= TEXT EXTRACT =
——
Street tribunals of Khomeyni executioner Sadegh Khalkhali - The cleric Sadegh Khalkhali appointed by Khomeyni as the Islamic judge in 1979 . He executed thousands of politicians including PM Hoveyda ,army officers , pilots , women and member of political parties all over Iran . This scenes of his tribunal streets claimed to be against narcotraficer was filmed by a freelance cameraman in the beginning of revolution . The quality is old and was kept in a non convenient environment , therefore it have low quality .
Ayatollah Sadeq Khalkhali
Hanging judge at the forefront of Iran's reign of terror after the revolution of 1979
- Haleh Afshar
- The Guardian,
The death of Ayatollah Sadeq Khalkhali aged 77 marks another step on the road towards reforms and the recognition of human rights in Iran. Khalkhali, known as the hanging judge, was at the forefront of the reign of terror that followed the Iranian revolution in 1979 and was a founder member of the Militant Clergy of Tehran who were committed to Islamification at all costs.
As the president of the Revolutionary Courts, his trials of many of the Shah's leading lieutenants were initially heard in classrooms. They sometimes lasted as little as one minute; executions on the school rooftops usually followed immediately.
He was a farmer's son, born near Khalkhal (hence his name), and was part of that group of bright young men who attended religious schools, which have always provided an alternative route to education. He was active as an Islamist resistance fighter from the 1950s until the ousting of the Shah.
The killings began five days after Ayatollah Khomeini's return in February 1979 from Paris. By November, 550 people had been executed.
In May 1980 Khalkhali was moved sideways and appointed to head an anti-narcotic campaign. The move did not diminish his power to kill at will. Within weeks there were 127 executions; by the end of August there were 200, including members of Marxist organisations and prisoners on hunger strike.
In December, President Bani-Sadr forced the "bloody judge" to resign for failure to account for over $14m seized by the agency through drug raids confiscation and fines. By sacking him, Bani-Sadr incurred Khalkhali's wrath, which, in June 1981, led to a successful move to impeach the president. A beaming Khalkhali announced the decision to a cheering crowd and symbolically grasped his own throat as the sign for the hangman. In the event Bani-Sadr managed to leave the country dressed as a woman.
——
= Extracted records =
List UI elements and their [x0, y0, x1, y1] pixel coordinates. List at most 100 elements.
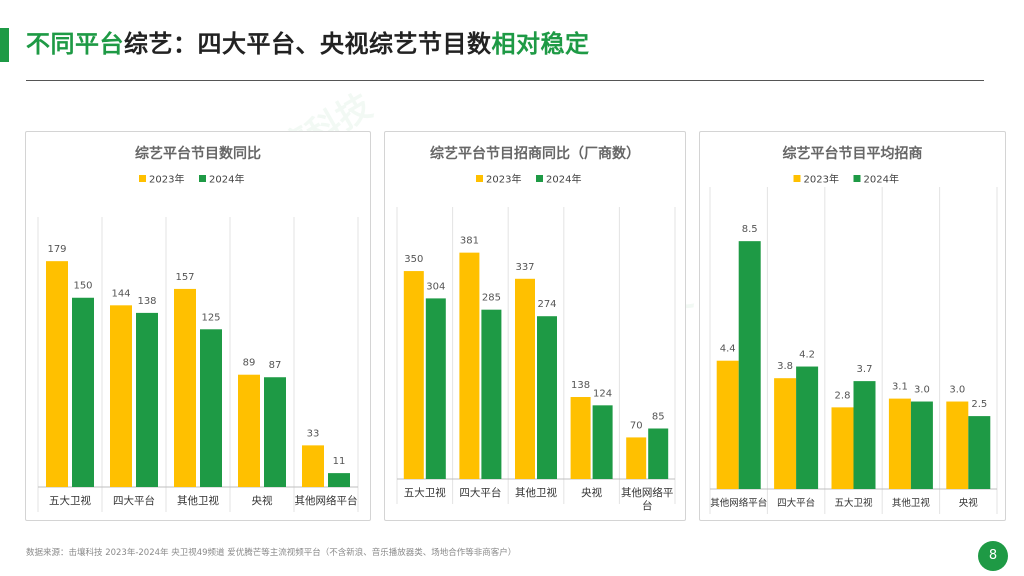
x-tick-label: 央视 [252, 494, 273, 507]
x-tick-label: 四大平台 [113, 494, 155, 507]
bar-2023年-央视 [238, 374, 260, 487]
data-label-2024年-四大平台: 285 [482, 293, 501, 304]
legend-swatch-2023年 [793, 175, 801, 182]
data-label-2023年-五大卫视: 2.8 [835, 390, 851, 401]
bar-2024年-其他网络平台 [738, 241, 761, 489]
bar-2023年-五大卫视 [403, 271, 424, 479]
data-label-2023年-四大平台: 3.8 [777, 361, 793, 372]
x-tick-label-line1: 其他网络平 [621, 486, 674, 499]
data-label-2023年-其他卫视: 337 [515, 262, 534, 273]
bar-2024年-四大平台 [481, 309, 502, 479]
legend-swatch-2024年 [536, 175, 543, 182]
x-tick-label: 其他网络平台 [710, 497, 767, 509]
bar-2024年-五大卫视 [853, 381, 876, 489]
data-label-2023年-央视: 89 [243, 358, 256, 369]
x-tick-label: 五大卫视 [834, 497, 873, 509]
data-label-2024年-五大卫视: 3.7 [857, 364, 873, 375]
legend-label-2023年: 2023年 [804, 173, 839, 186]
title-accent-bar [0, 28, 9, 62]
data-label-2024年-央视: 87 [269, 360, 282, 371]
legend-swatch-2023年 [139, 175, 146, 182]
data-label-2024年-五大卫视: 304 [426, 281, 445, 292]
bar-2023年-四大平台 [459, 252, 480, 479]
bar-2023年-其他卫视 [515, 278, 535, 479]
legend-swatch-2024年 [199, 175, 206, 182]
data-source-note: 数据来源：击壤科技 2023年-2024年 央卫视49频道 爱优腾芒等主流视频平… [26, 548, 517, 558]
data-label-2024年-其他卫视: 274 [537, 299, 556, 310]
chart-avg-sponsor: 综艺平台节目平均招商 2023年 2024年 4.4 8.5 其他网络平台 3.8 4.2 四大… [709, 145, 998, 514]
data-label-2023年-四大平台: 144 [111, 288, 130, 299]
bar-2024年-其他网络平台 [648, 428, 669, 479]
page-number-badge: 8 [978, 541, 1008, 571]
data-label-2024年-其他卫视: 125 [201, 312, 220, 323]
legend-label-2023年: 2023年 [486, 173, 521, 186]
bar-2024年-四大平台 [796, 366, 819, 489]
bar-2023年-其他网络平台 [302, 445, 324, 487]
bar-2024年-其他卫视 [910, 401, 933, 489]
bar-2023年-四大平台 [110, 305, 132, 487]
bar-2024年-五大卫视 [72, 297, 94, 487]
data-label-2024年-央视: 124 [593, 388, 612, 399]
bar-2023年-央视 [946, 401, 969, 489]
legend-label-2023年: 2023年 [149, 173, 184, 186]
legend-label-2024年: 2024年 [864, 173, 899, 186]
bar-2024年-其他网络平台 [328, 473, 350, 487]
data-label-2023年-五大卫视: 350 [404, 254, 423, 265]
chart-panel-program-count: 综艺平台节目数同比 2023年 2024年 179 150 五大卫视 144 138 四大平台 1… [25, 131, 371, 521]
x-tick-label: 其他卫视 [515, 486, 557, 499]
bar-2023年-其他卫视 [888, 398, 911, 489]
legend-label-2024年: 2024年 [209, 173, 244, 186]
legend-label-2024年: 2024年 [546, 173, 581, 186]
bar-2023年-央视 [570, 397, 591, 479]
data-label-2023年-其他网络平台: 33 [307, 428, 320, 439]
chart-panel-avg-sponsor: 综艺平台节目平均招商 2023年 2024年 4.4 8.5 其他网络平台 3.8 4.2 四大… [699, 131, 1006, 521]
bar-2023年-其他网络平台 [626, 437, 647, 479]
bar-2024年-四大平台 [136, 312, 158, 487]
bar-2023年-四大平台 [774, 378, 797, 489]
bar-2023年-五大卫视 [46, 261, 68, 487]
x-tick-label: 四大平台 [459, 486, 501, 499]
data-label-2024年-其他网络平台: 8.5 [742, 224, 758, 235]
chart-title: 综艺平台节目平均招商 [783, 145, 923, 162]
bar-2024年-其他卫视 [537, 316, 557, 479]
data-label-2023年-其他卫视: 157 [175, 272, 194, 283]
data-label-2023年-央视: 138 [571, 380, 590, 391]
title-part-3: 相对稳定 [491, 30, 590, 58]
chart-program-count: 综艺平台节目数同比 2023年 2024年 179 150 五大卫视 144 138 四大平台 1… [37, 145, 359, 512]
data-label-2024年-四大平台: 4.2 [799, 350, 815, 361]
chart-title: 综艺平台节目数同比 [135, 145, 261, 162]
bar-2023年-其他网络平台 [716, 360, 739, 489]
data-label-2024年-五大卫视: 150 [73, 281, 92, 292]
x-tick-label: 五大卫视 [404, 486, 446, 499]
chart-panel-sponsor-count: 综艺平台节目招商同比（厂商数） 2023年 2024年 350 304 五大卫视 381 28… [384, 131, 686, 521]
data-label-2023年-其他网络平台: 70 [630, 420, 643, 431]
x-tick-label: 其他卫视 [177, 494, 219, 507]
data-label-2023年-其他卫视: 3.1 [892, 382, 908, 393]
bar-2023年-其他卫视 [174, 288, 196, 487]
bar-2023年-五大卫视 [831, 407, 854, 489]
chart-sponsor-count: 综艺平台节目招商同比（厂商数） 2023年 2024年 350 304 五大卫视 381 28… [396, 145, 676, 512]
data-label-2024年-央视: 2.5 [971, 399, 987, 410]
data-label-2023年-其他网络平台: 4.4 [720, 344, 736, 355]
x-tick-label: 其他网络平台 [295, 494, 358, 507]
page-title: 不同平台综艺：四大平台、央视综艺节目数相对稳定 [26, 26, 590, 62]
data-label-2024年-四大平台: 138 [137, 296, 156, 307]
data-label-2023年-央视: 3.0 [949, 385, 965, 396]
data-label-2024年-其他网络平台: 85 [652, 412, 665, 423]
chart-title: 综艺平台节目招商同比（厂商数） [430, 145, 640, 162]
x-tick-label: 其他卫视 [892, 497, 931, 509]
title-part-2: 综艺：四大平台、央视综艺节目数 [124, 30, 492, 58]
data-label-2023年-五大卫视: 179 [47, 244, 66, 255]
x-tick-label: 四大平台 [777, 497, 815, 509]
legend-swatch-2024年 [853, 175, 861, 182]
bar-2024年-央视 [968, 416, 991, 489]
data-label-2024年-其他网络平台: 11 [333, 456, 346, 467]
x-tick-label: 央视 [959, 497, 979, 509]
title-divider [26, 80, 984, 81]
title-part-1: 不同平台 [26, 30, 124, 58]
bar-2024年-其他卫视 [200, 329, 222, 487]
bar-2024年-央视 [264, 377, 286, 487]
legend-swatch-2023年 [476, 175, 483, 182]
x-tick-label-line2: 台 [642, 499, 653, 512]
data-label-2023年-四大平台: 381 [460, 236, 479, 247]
——
= JOB =
Render into French the sentence "He was active as an Islamist resistance fighter from the 1950s until the ousting of the Shah." from the text on Sadeq Khalkhali.

= THE RESPONSE =
Il fut un combattant actif de la résistance islamiste des années 1950 jusqu'au renversement du Chah.